(Dataset records)
------------------------------

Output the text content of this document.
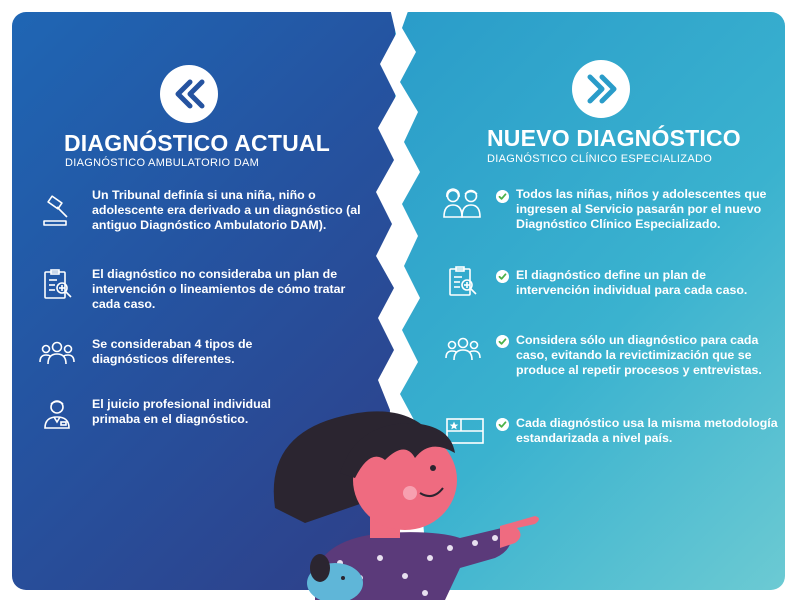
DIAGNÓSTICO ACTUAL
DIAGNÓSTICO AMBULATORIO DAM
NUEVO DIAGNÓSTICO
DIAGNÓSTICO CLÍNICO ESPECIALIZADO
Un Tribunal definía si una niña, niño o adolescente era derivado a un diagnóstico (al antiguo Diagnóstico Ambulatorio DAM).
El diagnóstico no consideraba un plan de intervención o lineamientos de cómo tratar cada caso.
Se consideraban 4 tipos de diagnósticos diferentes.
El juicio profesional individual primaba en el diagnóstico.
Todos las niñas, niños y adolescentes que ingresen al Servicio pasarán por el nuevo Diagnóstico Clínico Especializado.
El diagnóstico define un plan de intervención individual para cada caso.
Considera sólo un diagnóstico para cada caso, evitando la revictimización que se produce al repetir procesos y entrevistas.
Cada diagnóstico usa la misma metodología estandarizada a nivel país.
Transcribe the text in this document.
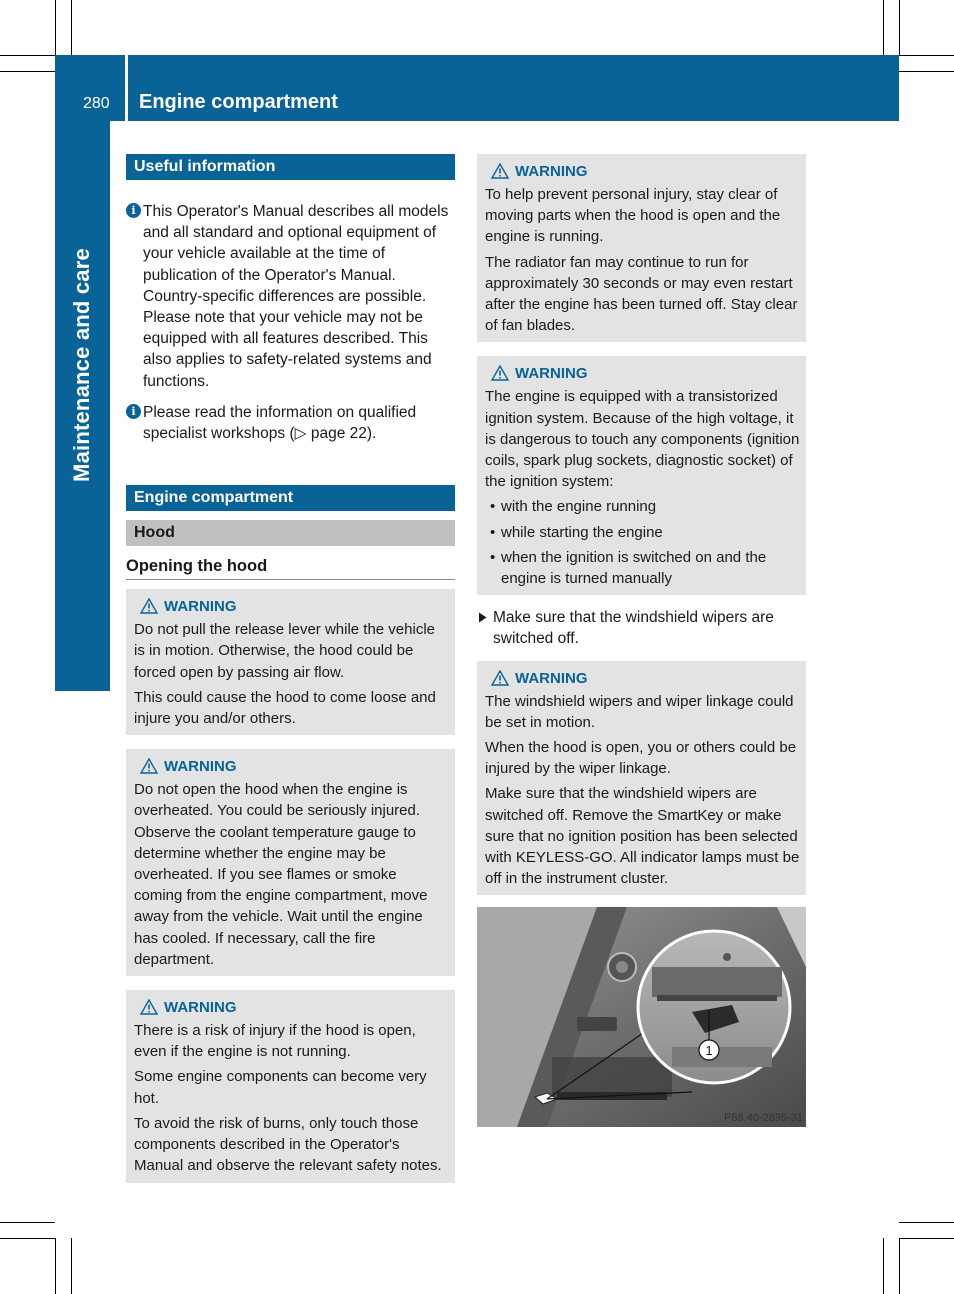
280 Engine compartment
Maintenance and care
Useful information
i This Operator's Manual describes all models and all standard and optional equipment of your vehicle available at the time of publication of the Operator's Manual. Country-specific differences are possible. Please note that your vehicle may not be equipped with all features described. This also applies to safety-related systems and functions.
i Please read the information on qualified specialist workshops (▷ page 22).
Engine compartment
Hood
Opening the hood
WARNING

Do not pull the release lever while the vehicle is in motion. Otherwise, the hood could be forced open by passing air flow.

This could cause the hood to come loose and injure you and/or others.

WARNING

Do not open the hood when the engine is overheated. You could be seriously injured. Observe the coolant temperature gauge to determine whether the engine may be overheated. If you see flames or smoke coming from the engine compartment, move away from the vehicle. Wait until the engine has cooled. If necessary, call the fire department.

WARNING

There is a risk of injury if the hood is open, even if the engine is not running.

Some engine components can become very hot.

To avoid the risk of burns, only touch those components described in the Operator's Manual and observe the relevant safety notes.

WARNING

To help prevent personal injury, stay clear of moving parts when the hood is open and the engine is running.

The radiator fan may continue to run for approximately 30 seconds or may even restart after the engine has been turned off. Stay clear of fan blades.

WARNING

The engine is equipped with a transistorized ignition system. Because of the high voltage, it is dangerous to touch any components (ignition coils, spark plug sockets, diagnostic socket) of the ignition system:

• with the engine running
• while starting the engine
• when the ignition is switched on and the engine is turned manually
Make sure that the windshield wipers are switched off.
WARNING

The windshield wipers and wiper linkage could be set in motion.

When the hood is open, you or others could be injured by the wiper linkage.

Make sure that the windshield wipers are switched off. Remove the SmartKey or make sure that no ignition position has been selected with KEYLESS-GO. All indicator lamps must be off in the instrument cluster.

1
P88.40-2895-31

------------------------------

- [OBJECTIVE] Print the full listing exactly, dropping the pictures.

- [OUTPUT OF THE TASK]
Output the text content of this document.
DIAGNÓSTICO ACTUAL
DIAGNÓSTICO AMBULATORIO DAM
NUEVO DIAGNÓSTICO
DIAGNÓSTICO CLÍNICO ESPECIALIZADO
Un Tribunal definía si una niña, niño o adolescente era derivado a un diagnóstico (al antiguo Diagnóstico Ambulatorio DAM).
El diagnóstico no consideraba un plan de intervención o lineamientos de cómo tratar cada caso.
Se consideraban 4 tipos de diagnósticos diferentes.
El juicio profesional individual primaba en el diagnóstico.
Todos las niñas, niños y adolescentes que ingresen al Servicio pasarán por el nuevo Diagnóstico Clínico Especializado.
El diagnóstico define un plan de intervención individual para cada caso.
Considera sólo un diagnóstico para cada caso, evitando la revictimización que se produce al repetir procesos y entrevistas.
Cada diagnóstico usa la misma metodología estandarizada a nivel país.
Transcribe the text in this document.
280 Engine compartment
Maintenance and care
Useful information
i This Operator's Manual describes all models and all standard and optional equipment of your vehicle available at the time of publication of the Operator's Manual. Country-specific differences are possible. Please note that your vehicle may not be equipped with all features described. This also applies to safety-related systems and functions.
i Please read the information on qualified specialist workshops (▷ page 22).
Engine compartment
Hood
Opening the hood
WARNING

Do not pull the release lever while the vehicle is in motion. Otherwise, the hood could be forced open by passing air flow.

This could cause the hood to come loose and injure you and/or others.

WARNING

Do not open the hood when the engine is overheated. You could be seriously injured. Observe the coolant temperature gauge to determine whether the engine may be overheated. If you see flames or smoke coming from the engine compartment, move away from the vehicle. Wait until the engine has cooled. If necessary, call the fire department.

WARNING

There is a risk of injury if the hood is open, even if the engine is not running.

Some engine components can become very hot.

To avoid the risk of burns, only touch those components described in the Operator's Manual and observe the relevant safety notes.

WARNING

To help prevent personal injury, stay clear of moving parts when the hood is open and the engine is running.

The radiator fan may continue to run for approximately 30 seconds or may even restart after the engine has been turned off. Stay clear of fan blades.

WARNING

The engine is equipped with a transistorized ignition system. Because of the high voltage, it is dangerous to touch any components (ignition coils, spark plug sockets, diagnostic socket) of the ignition system:

• with the engine running
• while starting the engine
• when the ignition is switched on and the engine is turned manually
Make sure that the windshield wipers are switched off.
WARNING

The windshield wipers and wiper linkage could be set in motion.

When the hood is open, you or others could be injured by the wiper linkage.

Make sure that the windshield wipers are switched off. Remove the SmartKey or make sure that no ignition position has been selected with KEYLESS-GO. All indicator lamps must be off in the instrument cluster.

1
P88.40-2895-31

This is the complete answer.